### Provided passage:
'''

VoxCPM

raw JSON →
2.0.2 verified Sat May 09 auth: no python

VoxCPM is a tokenizer-free text-to-speech (TTS) model for context-aware speech generation and voice cloning. Version 2.0.2 requires Python >=3.10. It leverages a causal transformer trained on continuous speech representations, enabling expressive and cloned voice outputs without discrete tokens. The library is under active development by OpenBMB.

pip install voxcpm
error TypeError: 'NoneType' object is not callable
cause The underlying model download failed or was interrupted, leaving the model object as None.
fix
Reinstall the package and ensure a stable internet connection. Clear the cache: rm -rf ~/.cache/voxcpm and retry.
error RuntimeError: CUDA out of memory. Tried to allocate ... MiB
cause Insufficient GPU memory for the model or batch.
fix
Reduce batch size, use a smaller model (if available), or run on CPU by setting device='cpu'.
error FileNotFoundError: [Errno 2] No such file or directory: 'path/to/ref_audio.wav'
cause The voice cloning reference file path is incorrect or the file does not exist.
fix
Verify the file path and ensure it points to a valid WAV file.
gotcha The `voice_clone` parameter expects a file path to a WAV file. Passing a numpy array or audio buffer will raise a TypeError.
fix Ensure you provide a file path string to `voice_clone`.
gotcha The model requires significant GPU memory. On a 16GB GPU, batch inference may cause OOM errors.
fix Reduce batch size or use smaller model variants if available.
deprecated The `voxcpm.VoxCPM` initialization without explicit `model_path` argument downloads the default model, which is deprecated in favor of explicit model selection.
fix Specify `model_path='default'` or a custom path to future-proof your code.
pip install git+https://github.com/OpenBMB/VoxCPM.git

Load the VoxCPM model, generate speech with optional voice cloning from a reference audio file, and save the output.

from voxcpm import VoxCPM
import soundfile as sf

model = VoxCPM()
waveform, sr = model.synthesize("Hello, this is a test of voice cloning.", voice_clone="path/to/ref_audio.wav")
sf.write("output.wav", waveform, sr)

'''

### Provided records:

'''

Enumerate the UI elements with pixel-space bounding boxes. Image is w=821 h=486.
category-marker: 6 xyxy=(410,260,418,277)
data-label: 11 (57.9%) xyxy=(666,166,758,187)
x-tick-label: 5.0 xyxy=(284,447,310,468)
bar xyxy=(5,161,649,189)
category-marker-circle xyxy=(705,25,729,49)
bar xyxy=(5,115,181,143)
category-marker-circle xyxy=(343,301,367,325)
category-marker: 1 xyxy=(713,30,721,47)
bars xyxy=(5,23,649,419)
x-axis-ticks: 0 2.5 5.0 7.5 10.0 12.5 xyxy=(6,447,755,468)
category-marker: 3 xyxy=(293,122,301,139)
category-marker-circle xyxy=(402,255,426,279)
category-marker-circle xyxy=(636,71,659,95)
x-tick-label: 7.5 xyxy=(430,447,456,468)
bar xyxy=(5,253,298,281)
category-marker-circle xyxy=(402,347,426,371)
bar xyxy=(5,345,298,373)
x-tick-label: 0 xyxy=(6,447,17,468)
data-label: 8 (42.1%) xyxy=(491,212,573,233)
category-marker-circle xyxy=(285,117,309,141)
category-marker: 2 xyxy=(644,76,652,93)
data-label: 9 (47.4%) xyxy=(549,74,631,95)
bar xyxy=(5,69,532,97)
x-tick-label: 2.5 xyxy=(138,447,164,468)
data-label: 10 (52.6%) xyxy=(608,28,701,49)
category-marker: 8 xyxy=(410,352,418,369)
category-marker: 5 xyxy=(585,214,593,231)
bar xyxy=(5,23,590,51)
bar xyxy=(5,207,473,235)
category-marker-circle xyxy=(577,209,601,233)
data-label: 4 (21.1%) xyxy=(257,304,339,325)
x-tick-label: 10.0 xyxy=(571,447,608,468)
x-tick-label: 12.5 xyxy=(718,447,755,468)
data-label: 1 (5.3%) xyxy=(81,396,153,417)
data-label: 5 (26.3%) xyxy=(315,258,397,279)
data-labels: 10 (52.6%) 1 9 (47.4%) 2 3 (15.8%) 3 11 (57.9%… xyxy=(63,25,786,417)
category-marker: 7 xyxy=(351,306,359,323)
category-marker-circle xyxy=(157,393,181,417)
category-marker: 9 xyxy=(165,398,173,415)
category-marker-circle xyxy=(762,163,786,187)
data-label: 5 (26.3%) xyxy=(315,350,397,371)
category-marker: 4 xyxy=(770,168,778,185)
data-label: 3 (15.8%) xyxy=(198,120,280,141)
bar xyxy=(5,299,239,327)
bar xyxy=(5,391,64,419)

'''

### To do:
1. From the VoxCPM page, repeat word for word the part that opens with the words containing "pip install voxcpm" and closes with "model or batch.".
2. What kind of input does the `voice_clone` parameter expect, according to the VoxCPM page?

### Outputs for the tasks:
1.
pip install voxcpm
error TypeError: 'NoneType' object is not callable
cause The underlying model download failed or was interrupted, leaving the model object as None.
fix
Reinstall the package and ensure a stable internet connection. Clear the cache: rm -rf ~/.cache/voxcpm and retry.
error RuntimeError: CUDA out of memory. Tried to allocate ... MiB
cause Insufficient GPU memory for the model or batch.

2. A file path to a WAV file.